Problem: Report how many lines below contain the word "Settings". Give only the number.

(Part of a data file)
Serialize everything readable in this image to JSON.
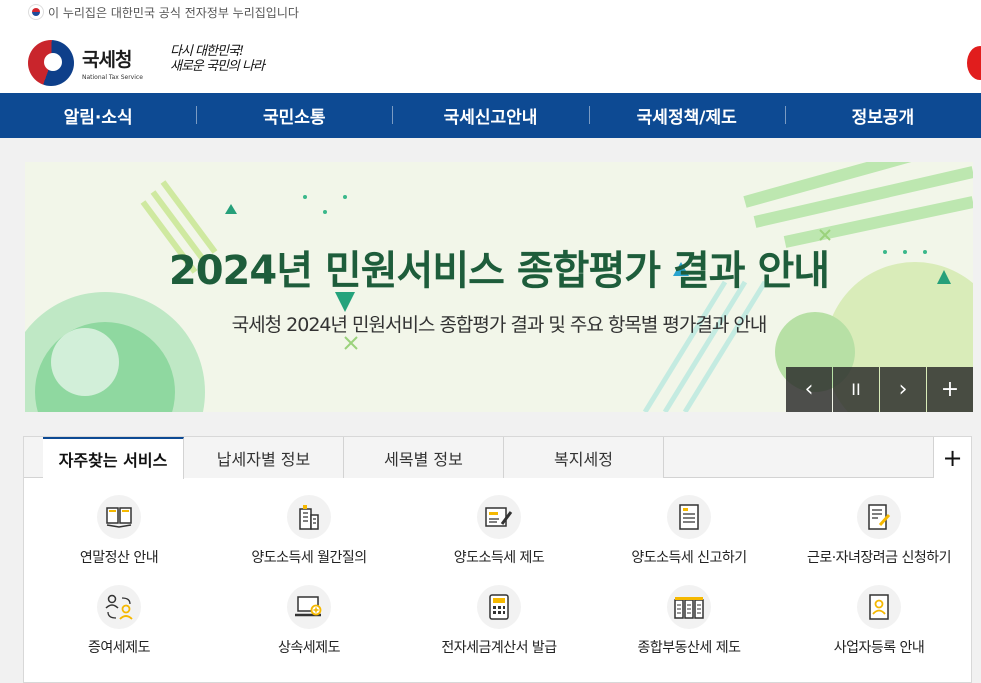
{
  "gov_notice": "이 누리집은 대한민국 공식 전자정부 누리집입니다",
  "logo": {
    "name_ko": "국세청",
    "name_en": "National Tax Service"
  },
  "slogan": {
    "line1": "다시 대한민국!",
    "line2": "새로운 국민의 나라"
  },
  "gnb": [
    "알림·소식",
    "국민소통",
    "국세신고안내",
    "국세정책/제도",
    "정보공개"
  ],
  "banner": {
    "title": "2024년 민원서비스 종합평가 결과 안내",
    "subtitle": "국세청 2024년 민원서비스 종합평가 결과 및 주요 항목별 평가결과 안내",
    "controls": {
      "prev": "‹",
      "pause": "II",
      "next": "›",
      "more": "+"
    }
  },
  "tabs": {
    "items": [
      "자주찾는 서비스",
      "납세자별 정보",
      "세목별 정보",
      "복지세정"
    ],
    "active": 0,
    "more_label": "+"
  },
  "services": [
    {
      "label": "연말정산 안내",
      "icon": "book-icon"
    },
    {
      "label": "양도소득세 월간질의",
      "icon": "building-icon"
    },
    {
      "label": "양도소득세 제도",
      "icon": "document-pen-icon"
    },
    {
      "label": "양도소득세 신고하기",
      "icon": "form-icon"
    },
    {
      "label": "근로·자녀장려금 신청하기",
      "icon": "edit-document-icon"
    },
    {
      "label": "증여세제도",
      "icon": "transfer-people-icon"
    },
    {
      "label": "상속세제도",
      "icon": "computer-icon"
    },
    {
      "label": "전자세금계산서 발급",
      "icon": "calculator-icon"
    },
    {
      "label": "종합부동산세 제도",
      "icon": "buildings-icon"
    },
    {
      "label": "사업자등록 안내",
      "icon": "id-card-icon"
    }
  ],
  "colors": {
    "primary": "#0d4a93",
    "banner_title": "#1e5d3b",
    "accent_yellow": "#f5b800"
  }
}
==
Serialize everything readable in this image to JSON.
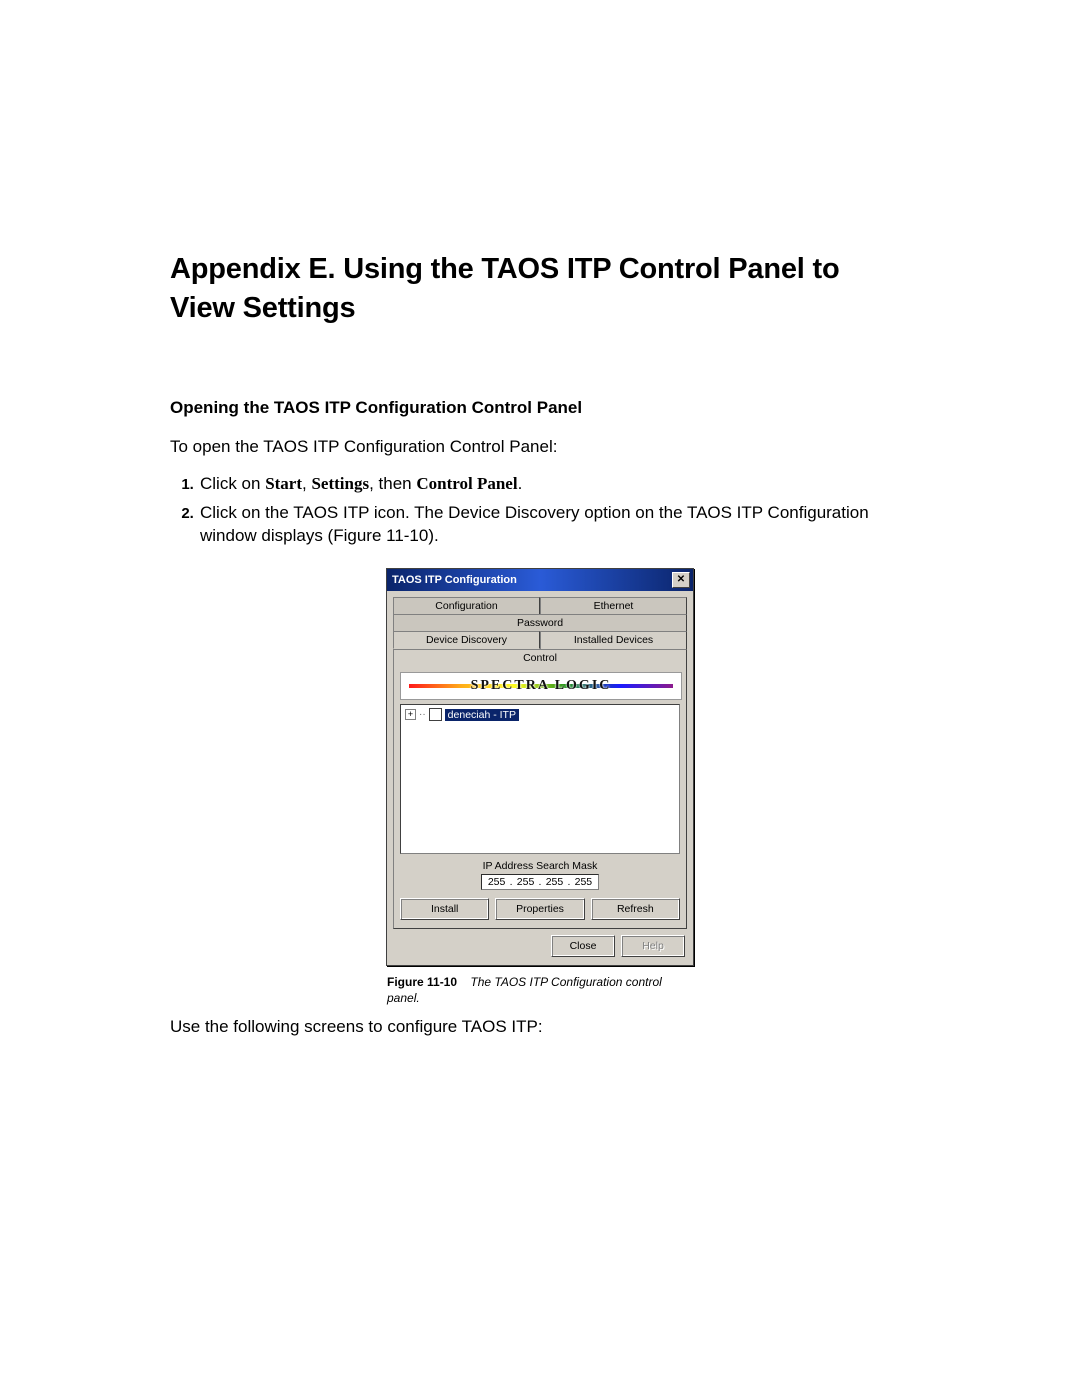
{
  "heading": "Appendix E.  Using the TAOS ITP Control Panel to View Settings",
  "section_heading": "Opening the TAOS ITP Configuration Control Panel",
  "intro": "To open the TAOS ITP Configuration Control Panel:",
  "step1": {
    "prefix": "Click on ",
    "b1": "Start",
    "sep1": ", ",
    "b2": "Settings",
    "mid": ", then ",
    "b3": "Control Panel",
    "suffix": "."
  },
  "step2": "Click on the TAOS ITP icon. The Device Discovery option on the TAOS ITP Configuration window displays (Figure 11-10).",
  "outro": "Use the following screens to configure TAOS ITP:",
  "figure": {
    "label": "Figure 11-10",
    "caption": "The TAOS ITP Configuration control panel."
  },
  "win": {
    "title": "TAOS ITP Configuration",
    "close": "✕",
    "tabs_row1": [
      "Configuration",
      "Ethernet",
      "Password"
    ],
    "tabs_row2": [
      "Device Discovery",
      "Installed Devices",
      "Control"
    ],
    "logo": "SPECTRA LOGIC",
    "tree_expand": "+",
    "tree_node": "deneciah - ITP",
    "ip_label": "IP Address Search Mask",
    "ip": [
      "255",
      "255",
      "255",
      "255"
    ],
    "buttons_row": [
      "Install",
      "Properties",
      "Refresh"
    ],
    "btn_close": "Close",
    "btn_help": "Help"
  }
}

Task response: 2